WHAT TO WORK ON:
**A.** Answer these questions from the pickpocketing story:
(i) About how long did the speaker stay at Grand Central Station?
(ii) What spot did the speaker choose next?
(iii) What was the old lady on the bus wearing?
**B.** Decide whether each statement agrees with the pickpocketing story:
(i) The police sent undercover officers to catch the speaker.
(ii) The bus was nearly empty on the day described.
(iii) The bus driver pulled over at a bus sign.
**C.** Repeat the passage of the pickpocketing story starting at "I went to Grand" and ending at "get me, right?".

I went to Grand Central Station. It was like a pew, it was like a Muslim. It's in Mecca. It was all these people. [audience laughter] I said, "Jesus fucking Christ." So, I went to picking wallets. I was just going through the crowd, hitting wallets, getting wallets. And I stayed there for about two-three weeks until I got hot. I know I got hot because police started watching me and stuff. So, I said, "It's time for me to leave." So, then I picked another spot, 57th Street and Third Avenue. So, that became comfortable with doing bus stops and stuff. So, I was picking pockets there, but I stayed there quite a while, and people went to complain. So, the police set up a bus for me. They sent some undercover police to get me, right?

 

So, I'm on the bus one day. It's crowded, packed like this place is now. It's packed. You understand what I'm saying? And I'm going through the crowd, and I hit this old lady. She got on the pearls and beautiful diamond earrings. So, I hit mom and get this while I close her back. And when you close back, you have to call ah-ooh to make sure you don't hear the sound, right? [audience chuckle] Close that back. So, I hit this guy inside pocket. I spin around and get this guy's back pocket. So, I'm coming through, and at the corner of my eyes, I see these lights turn. And I noticed this is police light, right? I say, "Oh, shit." Then the bus driver starts to pull it over to the curb where it ain't no bus sign at. I said, "Oh, shit. I'm fucking busted. Right?”

DATA SECTION:

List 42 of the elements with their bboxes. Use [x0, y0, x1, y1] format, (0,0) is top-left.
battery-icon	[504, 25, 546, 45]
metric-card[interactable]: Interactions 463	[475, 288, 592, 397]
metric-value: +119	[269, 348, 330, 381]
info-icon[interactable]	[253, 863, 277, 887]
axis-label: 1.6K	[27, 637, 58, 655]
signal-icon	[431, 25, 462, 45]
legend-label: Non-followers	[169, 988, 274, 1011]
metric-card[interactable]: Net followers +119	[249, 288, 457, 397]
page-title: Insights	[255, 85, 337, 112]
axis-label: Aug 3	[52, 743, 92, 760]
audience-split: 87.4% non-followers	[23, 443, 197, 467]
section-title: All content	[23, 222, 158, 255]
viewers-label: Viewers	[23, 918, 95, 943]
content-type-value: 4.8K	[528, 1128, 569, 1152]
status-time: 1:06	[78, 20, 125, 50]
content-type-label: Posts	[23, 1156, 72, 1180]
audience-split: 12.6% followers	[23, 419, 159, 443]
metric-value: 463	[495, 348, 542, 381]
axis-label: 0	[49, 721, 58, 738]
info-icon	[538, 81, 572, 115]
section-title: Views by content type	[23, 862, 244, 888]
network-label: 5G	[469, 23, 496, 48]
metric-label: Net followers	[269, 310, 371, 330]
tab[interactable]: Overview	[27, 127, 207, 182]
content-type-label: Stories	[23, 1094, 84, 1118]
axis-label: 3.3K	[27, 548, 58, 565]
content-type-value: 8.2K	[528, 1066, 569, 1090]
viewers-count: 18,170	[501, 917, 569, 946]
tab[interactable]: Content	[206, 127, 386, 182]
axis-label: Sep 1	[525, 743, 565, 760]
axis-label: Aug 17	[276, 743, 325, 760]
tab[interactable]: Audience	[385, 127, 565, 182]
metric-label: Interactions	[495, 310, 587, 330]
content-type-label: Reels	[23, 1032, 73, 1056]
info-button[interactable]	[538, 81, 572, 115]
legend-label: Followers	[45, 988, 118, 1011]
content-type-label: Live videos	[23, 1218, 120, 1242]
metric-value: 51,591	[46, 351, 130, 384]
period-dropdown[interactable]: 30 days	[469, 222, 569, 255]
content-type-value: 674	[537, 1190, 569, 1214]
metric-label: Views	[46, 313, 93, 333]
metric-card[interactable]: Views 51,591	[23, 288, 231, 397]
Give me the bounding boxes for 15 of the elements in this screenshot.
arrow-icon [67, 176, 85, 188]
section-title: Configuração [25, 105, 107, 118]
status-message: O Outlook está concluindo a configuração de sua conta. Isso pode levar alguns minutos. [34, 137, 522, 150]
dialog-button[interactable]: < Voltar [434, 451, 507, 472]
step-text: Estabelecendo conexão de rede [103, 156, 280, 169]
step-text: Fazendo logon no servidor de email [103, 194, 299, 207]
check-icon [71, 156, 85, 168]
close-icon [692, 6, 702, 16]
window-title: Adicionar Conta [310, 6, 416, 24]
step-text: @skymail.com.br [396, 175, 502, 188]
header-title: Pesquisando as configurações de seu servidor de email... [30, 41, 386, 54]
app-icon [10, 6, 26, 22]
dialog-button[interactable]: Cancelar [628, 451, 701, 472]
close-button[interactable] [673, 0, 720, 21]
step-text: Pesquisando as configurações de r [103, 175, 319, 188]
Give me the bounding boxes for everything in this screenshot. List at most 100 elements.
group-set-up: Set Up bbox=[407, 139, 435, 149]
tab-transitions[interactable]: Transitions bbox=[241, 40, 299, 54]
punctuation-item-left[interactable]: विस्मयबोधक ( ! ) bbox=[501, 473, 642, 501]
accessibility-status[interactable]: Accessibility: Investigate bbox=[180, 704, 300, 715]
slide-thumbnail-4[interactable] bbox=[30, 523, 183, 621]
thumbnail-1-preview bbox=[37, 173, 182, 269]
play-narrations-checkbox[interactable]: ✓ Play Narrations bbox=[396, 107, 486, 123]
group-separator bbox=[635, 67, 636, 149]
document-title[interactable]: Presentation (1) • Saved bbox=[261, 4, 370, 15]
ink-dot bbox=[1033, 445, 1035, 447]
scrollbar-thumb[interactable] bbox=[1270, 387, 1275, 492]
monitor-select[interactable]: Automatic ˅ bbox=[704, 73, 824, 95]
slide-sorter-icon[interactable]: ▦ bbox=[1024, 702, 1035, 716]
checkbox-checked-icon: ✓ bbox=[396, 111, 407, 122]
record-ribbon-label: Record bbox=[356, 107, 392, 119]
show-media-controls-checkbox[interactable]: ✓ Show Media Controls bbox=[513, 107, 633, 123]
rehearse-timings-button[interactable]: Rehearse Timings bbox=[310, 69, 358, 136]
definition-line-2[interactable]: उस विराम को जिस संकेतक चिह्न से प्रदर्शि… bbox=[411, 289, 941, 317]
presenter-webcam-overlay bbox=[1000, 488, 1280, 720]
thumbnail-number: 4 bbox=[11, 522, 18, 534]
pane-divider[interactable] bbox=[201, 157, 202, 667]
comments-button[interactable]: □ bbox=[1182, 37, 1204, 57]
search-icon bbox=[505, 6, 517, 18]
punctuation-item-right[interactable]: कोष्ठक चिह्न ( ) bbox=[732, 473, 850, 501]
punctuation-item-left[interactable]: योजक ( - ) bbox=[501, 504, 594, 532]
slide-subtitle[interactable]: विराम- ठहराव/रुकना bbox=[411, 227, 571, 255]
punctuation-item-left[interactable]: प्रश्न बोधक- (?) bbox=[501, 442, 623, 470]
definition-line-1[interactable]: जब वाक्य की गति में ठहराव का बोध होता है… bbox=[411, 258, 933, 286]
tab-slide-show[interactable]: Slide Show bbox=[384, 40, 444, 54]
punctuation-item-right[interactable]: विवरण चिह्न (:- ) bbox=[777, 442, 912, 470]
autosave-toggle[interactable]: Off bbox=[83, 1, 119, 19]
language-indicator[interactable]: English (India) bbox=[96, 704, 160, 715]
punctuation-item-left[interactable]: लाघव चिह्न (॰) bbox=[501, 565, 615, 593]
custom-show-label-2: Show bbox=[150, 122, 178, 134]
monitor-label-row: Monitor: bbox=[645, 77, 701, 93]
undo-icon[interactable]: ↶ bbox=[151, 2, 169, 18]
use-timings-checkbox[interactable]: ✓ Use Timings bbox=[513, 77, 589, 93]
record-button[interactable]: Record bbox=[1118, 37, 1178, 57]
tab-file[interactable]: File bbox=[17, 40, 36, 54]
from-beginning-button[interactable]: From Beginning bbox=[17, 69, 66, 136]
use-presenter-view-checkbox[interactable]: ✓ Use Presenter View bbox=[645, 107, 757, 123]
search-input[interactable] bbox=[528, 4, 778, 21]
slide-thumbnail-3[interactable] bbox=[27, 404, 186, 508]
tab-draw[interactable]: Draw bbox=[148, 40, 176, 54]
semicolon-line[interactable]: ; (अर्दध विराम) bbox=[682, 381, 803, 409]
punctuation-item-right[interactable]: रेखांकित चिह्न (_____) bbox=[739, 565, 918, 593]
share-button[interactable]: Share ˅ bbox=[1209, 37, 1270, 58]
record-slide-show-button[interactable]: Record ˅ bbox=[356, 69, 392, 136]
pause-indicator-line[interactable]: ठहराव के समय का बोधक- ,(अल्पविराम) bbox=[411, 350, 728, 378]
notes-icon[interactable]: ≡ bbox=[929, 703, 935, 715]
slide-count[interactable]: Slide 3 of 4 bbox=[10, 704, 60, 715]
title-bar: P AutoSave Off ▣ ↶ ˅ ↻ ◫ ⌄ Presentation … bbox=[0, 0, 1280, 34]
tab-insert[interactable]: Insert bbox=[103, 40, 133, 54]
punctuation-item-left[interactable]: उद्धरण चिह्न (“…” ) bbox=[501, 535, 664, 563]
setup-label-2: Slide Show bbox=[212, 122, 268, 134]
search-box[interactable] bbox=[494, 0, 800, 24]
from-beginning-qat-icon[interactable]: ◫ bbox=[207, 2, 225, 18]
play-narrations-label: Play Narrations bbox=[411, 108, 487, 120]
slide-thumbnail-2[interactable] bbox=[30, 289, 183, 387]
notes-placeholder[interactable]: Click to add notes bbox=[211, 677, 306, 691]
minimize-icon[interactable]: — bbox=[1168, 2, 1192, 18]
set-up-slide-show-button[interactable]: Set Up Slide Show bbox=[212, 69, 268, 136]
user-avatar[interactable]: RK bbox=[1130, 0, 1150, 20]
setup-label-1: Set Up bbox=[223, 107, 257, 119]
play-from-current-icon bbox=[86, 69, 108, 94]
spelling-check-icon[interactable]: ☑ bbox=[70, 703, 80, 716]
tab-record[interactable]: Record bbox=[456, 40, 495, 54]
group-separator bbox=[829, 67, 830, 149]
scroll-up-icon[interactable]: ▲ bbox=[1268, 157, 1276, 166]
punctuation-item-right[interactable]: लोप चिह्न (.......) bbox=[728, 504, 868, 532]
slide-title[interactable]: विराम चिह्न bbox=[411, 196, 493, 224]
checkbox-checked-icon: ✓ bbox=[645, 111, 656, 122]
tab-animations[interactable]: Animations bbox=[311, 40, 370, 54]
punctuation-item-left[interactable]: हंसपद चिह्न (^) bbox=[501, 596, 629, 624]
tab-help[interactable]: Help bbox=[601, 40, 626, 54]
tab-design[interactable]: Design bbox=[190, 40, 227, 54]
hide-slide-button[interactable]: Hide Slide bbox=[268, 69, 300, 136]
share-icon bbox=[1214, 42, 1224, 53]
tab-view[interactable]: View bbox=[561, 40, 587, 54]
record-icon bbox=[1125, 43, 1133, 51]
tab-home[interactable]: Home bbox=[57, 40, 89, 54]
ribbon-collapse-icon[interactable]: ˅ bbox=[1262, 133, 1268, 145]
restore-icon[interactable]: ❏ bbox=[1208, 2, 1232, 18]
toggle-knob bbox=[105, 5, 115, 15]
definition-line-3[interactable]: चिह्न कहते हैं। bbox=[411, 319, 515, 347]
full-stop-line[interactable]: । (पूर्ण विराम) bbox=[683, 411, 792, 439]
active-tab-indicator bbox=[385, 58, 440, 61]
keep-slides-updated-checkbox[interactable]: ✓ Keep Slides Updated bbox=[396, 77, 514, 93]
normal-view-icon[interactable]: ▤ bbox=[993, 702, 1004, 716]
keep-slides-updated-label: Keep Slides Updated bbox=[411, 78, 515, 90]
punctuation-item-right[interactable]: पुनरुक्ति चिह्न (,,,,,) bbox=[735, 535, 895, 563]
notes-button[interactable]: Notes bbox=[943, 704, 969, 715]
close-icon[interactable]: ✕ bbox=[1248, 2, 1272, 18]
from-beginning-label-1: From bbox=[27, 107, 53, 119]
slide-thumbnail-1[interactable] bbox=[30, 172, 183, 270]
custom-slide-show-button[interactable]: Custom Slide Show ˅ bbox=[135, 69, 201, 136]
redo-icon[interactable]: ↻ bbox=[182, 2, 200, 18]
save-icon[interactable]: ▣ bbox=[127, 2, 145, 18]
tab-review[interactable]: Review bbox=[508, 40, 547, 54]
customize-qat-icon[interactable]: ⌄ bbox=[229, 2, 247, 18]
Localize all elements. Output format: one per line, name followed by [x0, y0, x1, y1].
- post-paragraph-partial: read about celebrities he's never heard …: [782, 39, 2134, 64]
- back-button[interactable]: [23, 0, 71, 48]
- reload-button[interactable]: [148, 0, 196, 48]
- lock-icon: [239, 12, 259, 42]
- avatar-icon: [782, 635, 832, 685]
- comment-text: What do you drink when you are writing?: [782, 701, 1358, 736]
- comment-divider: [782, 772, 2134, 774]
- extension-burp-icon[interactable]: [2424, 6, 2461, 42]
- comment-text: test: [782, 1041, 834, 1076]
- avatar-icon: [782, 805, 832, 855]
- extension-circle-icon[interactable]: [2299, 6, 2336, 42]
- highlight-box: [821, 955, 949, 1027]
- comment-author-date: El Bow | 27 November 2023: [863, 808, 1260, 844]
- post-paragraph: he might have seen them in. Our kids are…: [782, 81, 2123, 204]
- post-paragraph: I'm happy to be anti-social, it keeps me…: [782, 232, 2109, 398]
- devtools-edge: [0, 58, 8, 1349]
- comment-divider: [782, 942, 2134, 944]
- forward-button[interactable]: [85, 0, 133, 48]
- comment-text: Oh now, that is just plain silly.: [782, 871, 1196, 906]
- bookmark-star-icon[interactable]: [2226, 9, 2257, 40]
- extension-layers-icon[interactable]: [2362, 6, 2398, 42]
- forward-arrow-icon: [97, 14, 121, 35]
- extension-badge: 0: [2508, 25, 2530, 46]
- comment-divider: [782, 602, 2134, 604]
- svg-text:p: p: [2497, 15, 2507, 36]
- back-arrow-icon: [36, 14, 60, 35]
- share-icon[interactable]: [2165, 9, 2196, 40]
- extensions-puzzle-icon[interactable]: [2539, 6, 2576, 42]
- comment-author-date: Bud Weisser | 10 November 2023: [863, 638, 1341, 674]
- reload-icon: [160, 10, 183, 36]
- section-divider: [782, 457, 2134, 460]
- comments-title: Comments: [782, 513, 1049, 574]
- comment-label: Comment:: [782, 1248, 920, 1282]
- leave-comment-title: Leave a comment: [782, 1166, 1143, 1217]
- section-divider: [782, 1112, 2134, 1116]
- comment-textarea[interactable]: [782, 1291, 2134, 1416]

LIST OF ANSWERS:
**A.**
(i) About two-three weeks.
(ii) 57th Street and Third Avenue.
(iii) Pearls and beautiful diamond earrings.

**B.**
(i) Yes: "They sent some undercover police to get me, right?"
(ii) No: "It's crowded, packed like this place is now."
(iii) No: "pull it over to the curb where it ain't no bus sign at."

**C.**
I went to Grand Central Station. It was like a pew, it was like a Muslim. It's in Mecca. It was all these people. [audience laughter] I said, "Jesus fucking Christ." So, I went to picking wallets. I was just going through the crowd, hitting wallets, getting wallets. And I stayed there for about two-three weeks until I got hot. I know I got hot because police started watching me and stuff. So, I said, "It's time for me to leave." So, then I picked another spot, 57th Street and Third Avenue. So, that became comfortable with doing bus stops and stuff. So, I was picking pockets there, but I stayed there quite a while, and people went to complain. So, the police set up a bus for me. They sent some undercover police to get me, right?